Instructions for the task
Look at the entries below and reproduce them exactly.

Data entries
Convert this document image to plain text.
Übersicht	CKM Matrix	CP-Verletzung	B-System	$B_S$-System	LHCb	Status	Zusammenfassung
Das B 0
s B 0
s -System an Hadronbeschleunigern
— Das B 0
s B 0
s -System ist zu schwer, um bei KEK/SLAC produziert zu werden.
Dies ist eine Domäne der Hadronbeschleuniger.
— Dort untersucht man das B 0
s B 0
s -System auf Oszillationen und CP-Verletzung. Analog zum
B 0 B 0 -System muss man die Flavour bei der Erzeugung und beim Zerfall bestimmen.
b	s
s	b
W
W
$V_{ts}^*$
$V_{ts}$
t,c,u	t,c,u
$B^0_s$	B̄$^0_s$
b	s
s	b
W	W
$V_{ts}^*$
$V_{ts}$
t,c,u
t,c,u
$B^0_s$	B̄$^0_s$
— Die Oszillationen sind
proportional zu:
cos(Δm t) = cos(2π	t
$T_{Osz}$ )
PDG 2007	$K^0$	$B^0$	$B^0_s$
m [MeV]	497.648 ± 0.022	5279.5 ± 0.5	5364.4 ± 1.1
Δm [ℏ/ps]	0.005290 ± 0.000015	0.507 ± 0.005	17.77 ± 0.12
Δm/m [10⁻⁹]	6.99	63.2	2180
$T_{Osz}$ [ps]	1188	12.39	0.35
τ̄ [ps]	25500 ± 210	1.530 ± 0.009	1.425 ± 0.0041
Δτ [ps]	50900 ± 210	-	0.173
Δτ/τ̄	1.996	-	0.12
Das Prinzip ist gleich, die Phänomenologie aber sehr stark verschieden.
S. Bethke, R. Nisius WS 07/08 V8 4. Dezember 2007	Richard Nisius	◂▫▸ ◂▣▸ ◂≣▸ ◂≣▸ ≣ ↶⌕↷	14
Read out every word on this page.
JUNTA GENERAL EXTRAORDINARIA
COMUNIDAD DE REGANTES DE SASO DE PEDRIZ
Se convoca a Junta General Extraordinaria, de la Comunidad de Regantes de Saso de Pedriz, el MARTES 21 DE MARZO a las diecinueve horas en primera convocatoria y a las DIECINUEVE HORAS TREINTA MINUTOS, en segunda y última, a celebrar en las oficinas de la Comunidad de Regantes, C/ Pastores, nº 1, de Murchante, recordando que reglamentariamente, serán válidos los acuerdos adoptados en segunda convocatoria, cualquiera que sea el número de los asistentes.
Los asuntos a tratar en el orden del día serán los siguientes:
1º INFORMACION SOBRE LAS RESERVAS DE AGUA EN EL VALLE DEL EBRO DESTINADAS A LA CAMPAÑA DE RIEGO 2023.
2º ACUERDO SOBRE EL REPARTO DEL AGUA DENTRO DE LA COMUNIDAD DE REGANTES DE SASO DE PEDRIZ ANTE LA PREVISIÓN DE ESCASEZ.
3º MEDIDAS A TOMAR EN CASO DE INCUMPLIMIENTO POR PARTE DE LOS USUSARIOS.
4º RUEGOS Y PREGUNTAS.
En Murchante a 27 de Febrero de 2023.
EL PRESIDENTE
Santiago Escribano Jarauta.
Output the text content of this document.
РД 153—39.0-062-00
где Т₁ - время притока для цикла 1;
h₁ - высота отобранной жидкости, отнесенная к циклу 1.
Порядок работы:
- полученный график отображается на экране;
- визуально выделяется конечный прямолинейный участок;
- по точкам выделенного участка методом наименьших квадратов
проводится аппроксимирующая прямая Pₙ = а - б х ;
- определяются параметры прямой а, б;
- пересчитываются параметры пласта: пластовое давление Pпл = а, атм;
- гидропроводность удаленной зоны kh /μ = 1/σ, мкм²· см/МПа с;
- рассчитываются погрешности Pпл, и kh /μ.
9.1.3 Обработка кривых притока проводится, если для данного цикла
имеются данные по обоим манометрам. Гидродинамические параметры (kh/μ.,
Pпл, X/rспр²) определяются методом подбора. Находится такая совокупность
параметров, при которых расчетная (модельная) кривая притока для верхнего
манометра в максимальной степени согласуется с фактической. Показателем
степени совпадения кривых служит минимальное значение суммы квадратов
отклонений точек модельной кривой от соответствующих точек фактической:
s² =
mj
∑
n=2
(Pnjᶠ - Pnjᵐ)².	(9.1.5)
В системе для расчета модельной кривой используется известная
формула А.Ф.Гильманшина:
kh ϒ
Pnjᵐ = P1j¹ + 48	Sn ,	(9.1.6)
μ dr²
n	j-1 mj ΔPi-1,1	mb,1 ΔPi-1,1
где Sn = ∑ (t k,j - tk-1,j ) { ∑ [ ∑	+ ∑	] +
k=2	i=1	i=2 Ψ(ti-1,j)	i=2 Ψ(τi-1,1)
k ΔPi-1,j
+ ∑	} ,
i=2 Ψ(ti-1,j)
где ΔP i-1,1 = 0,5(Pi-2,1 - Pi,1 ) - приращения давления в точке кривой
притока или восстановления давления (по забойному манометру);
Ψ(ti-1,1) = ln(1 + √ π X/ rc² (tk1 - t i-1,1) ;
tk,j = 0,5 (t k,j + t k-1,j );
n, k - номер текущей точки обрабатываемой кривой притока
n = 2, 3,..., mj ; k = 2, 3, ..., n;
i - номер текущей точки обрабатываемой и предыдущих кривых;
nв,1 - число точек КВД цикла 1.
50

In response
Convert this document image to plain text.
Übersicht	CKM Matrix	CP-Verletzung	B-System	$B_S$-System	LHCb	Status	Zusammenfassung
Das B 0
s B 0
s -System an Hadronbeschleunigern
— Das B 0
s B 0
s -System ist zu schwer, um bei KEK/SLAC produziert zu werden.
Dies ist eine Domäne der Hadronbeschleuniger.
— Dort untersucht man das B 0
s B 0
s -System auf Oszillationen und CP-Verletzung. Analog zum
B 0 B 0 -System muss man die Flavour bei der Erzeugung und beim Zerfall bestimmen.
b	s
s	b
W
W
$V_{ts}^*$
$V_{ts}$
t,c,u	t,c,u
$B^0_s$	B̄$^0_s$
b	s
s	b
W	W
$V_{ts}^*$
$V_{ts}$
t,c,u
t,c,u
$B^0_s$	B̄$^0_s$
— Die Oszillationen sind
proportional zu:
cos(Δm t) = cos(2π	t
$T_{Osz}$ )
PDG 2007	$K^0$	$B^0$	$B^0_s$
m [MeV]	497.648 ± 0.022	5279.5 ± 0.5	5364.4 ± 1.1
Δm [ℏ/ps]	0.005290 ± 0.000015	0.507 ± 0.005	17.77 ± 0.12
Δm/m [10⁻⁹]	6.99	63.2	2180
$T_{Osz}$ [ps]	1188	12.39	0.35
τ̄ [ps]	25500 ± 210	1.530 ± 0.009	1.425 ± 0.0041
Δτ [ps]	50900 ± 210	-	0.173
Δτ/τ̄	1.996	-	0.12
Das Prinzip ist gleich, die Phänomenologie aber sehr stark verschieden.
S. Bethke, R. Nisius WS 07/08 V8 4. Dezember 2007	Richard Nisius	◂▫▸ ◂▣▸ ◂≣▸ ◂≣▸ ≣ ↶⌕↷	14
Read out every word on this page.
JUNTA GENERAL EXTRAORDINARIA
COMUNIDAD DE REGANTES DE SASO DE PEDRIZ
Se convoca a Junta General Extraordinaria, de la Comunidad de Regantes de Saso de Pedriz, el MARTES 21 DE MARZO a las diecinueve horas en primera convocatoria y a las DIECINUEVE HORAS TREINTA MINUTOS, en segunda y última, a celebrar en las oficinas de la Comunidad de Regantes, C/ Pastores, nº 1, de Murchante, recordando que reglamentariamente, serán válidos los acuerdos adoptados en segunda convocatoria, cualquiera que sea el número de los asistentes.
Los asuntos a tratar en el orden del día serán los siguientes:
1º INFORMACION SOBRE LAS RESERVAS DE AGUA EN EL VALLE DEL EBRO DESTINADAS A LA CAMPAÑA DE RIEGO 2023.
2º ACUERDO SOBRE EL REPARTO DEL AGUA DENTRO DE LA COMUNIDAD DE REGANTES DE SASO DE PEDRIZ ANTE LA PREVISIÓN DE ESCASEZ.
3º MEDIDAS A TOMAR EN CASO DE INCUMPLIMIENTO POR PARTE DE LOS USUSARIOS.
4º RUEGOS Y PREGUNTAS.
En Murchante a 27 de Febrero de 2023.
EL PRESIDENTE
Santiago Escribano Jarauta.
Output the text content of this document.
РД 153—39.0-062-00
где Т₁ - время притока для цикла 1;
h₁ - высота отобранной жидкости, отнесенная к циклу 1.
Порядок работы:
- полученный график отображается на экране;
- визуально выделяется конечный прямолинейный участок;
- по точкам выделенного участка методом наименьших квадратов
проводится аппроксимирующая прямая Pₙ = а - б х ;
- определяются параметры прямой а, б;
- пересчитываются параметры пласта: пластовое давление Pпл = а, атм;
- гидропроводность удаленной зоны kh /μ = 1/σ, мкм²· см/МПа с;
- рассчитываются погрешности Pпл, и kh /μ.
9.1.3 Обработка кривых притока проводится, если для данного цикла
имеются данные по обоим манометрам. Гидродинамические параметры (kh/μ.,
Pпл, X/rспр²) определяются методом подбора. Находится такая совокупность
параметров, при которых расчетная (модельная) кривая притока для верхнего
манометра в максимальной степени согласуется с фактической. Показателем
степени совпадения кривых служит минимальное значение суммы квадратов
отклонений точек модельной кривой от соответствующих точек фактической:
s² =
mj
∑
n=2
(Pnjᶠ - Pnjᵐ)².	(9.1.5)
В системе для расчета модельной кривой используется известная
формула А.Ф.Гильманшина:
kh ϒ
Pnjᵐ = P1j¹ + 48	Sn ,	(9.1.6)
μ dr²
n	j-1 mj ΔPi-1,1	mb,1 ΔPi-1,1
где Sn = ∑ (t k,j - tk-1,j ) { ∑ [ ∑	+ ∑	] +
k=2	i=1	i=2 Ψ(ti-1,j)	i=2 Ψ(τi-1,1)
k ΔPi-1,j
+ ∑	} ,
i=2 Ψ(ti-1,j)
где ΔP i-1,1 = 0,5(Pi-2,1 - Pi,1 ) - приращения давления в точке кривой
притока или восстановления давления (по забойному манометру);
Ψ(ti-1,1) = ln(1 + √ π X/ rc² (tk1 - t i-1,1) ;
tk,j = 0,5 (t k,j + t k-1,j );
n, k - номер текущей точки обрабатываемой кривой притока
n = 2, 3,..., mj ; k = 2, 3, ..., n;
i - номер текущей точки обрабатываемой и предыдущих кривых;
nв,1 - число точек КВД цикла 1.
50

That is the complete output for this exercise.